## [REQUIREMENT]
From the Home for the Holidays review, return the passage starting at "On the downside, a" and ending at "has been done.", copied word for word.

## [GIVEN TEXT]
■ ■ ■ ■ ■ ■ ■

Home For the Holidays (1995)

Home For the Holidays (1995)
FieldDetails
Movie NameHome for the Holidays (1995)
DirectorJodie Foster
WriterW.D. Richter
Lead ActorHolly Hunter
CastHolly Hunter, Robert Downey Jr., Anne Bancroft, Charles Durning, Dylan McDermott, Geraldine Chaplin, Cynthia Stevenson, Claire Danes
GenreComedy, Drama
Release DateNovember 22, 1995 (United States)
Duration1h 49m (109 min)
Budget$20 million
LanguageEnglish
IMDb Rating6.5/10

Home For the Holidays (1995)

Well, if it isn’t Holly Hunter again! Her second starring role in a week, Home for the Holidays shows us the comic, sensitive side of Hunter rather than her brooding, somber side from Copycat. As is typical of anything Hunter touches, both pictures have turned out quite well.

Directed by Jodie Foster, Home for the Holidays follows a couple of days in the life of Claudia (Hunter), a starving artist museum employee whose life goes from bad to worse over the course of Thanksgiving “vacation.” Losing her job is only the tip of the iceberg. When she jets home to spend a little time with Mom (Anne Bancroft) and Dad (Charles Durning), the Titanic of her life begins to sink. Enter maniacal brother Tommy (Robert Downey Jr.) and eccentric Aunt Glady (Geraldine Chaplin), plus a host of other extended family members, and the result is the most hilarious Thanksgiving dinner you’re likely ever to witness.

Hunter is a perfect foil to the cadre of comics who surround her, playing off their borderline sanity with the dry humor of a woman long-since jaded with the world. All around her, “peculiarity” is taken to previously unheard of heights, fully detailed with a rich backstory laden with almost inside jokes that continually top one another.

On the downside, a few subplots and minor characters (who invited Steve Guttenberg?) fall flat, and some of the dialogue is poorly choreographed and overlaps. As a result, some dull and confusing moments crop up here and there, most notably at the end of the picture, when instead of dazzling us with a finale of some phenomenal pumpkin pie, we’re given an old can of cranberry sauce to chew on. The film may die away, but the comedic damage has been done.

Negatives aside, the real staying power in Home for the Holidays is the uncanny resemblance bits of the film seem to have with our very own dysfunctional holiday experiences. And of course, the sheer derangement of Claudia’s family makes us realize that, hey, maybe we don’t have it so bad after all.

■ ■ ■ ■ ■ ■ ■

[Bounding box prediction data]
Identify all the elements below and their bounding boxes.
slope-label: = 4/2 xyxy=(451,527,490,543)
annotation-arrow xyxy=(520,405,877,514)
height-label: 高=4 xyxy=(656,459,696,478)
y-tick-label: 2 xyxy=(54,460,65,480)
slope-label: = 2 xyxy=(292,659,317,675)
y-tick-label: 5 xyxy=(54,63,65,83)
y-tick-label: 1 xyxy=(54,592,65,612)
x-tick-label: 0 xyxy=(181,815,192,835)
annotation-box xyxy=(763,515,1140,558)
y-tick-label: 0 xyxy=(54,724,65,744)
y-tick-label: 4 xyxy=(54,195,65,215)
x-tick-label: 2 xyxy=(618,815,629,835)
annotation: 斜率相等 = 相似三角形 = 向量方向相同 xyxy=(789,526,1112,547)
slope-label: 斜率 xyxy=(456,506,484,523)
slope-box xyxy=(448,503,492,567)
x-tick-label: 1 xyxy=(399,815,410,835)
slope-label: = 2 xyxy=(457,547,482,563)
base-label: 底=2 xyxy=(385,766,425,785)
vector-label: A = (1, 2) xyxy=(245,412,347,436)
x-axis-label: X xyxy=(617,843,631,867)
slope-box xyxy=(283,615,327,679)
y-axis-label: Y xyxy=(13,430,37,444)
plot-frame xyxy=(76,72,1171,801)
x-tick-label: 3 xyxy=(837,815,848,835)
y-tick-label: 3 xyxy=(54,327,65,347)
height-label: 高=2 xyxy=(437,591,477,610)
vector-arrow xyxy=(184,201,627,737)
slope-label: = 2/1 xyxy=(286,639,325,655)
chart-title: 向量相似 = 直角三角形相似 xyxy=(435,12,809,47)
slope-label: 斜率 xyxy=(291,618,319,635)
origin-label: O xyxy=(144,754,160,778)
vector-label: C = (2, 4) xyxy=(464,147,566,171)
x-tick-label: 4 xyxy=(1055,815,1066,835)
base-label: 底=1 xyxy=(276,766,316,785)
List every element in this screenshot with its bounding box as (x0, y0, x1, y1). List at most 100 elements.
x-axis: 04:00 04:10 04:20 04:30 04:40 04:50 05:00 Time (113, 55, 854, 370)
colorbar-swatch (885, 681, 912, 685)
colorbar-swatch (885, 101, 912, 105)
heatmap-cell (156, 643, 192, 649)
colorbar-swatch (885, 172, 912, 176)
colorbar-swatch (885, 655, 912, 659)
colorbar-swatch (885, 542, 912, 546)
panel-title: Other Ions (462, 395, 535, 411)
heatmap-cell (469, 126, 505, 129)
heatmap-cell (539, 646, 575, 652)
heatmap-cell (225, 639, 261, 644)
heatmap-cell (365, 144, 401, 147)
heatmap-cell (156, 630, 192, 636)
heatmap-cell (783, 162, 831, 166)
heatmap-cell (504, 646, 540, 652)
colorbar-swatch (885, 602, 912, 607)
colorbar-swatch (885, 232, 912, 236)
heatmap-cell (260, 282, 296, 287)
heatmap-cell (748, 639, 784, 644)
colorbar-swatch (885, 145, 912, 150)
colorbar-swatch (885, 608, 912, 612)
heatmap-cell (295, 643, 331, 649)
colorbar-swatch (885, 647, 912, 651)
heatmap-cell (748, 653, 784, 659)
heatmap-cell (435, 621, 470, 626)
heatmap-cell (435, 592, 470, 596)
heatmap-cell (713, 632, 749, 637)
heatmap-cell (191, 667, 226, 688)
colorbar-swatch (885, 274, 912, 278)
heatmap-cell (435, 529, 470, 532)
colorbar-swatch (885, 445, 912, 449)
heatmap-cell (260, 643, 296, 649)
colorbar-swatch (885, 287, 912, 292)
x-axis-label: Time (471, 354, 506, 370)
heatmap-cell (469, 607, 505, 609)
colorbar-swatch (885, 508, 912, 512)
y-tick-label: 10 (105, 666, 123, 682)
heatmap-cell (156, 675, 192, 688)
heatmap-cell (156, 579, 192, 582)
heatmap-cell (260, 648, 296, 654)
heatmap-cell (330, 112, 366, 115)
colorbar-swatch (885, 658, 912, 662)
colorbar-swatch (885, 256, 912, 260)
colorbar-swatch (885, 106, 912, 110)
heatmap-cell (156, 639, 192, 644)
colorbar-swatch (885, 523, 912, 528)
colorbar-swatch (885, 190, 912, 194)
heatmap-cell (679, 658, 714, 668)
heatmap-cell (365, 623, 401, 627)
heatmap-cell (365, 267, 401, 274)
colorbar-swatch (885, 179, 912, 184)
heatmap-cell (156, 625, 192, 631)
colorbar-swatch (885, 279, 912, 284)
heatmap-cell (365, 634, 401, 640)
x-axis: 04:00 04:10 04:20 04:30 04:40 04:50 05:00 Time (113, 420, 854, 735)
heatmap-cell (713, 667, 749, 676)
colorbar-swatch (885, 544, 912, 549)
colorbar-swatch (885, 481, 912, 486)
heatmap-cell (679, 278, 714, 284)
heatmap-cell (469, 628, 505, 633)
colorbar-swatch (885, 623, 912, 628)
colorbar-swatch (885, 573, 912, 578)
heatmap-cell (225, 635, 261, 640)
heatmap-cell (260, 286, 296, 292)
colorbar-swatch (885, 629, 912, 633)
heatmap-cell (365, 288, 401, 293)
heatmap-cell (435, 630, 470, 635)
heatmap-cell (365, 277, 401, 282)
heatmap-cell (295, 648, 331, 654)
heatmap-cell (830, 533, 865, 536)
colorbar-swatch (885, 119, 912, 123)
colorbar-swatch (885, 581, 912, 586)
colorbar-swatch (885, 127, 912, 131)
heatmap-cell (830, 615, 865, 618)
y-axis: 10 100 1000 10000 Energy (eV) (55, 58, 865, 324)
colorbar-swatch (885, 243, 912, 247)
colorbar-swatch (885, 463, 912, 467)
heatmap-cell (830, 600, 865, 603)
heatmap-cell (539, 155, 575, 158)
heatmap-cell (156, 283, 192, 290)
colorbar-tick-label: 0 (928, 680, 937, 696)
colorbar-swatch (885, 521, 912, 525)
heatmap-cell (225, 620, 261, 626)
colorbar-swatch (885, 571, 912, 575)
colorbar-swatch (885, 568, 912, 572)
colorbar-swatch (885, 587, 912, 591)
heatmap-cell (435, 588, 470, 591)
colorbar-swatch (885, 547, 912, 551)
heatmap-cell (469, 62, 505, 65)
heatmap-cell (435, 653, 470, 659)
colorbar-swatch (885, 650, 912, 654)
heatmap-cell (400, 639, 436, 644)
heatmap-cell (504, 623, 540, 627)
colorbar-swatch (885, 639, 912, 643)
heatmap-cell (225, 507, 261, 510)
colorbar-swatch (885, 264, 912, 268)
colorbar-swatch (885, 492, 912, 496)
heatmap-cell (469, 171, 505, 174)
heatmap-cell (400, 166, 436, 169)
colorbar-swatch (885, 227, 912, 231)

■ ■ ■ ■ ■ ■ ■

## [OUTPUT]
On the downside, a few subplots and minor characters (who invited Steve Guttenberg?) fall flat, and some of the dialogue is poorly choreographed and overlaps. As a result, some dull and confusing moments crop up here and there, most notably at the end of the picture, when instead of dazzling us with a finale of some phenomenal pumpkin pie, we’re given an old can of cranberry sauce to chew on. The film may die away, but the comedic damage has been done.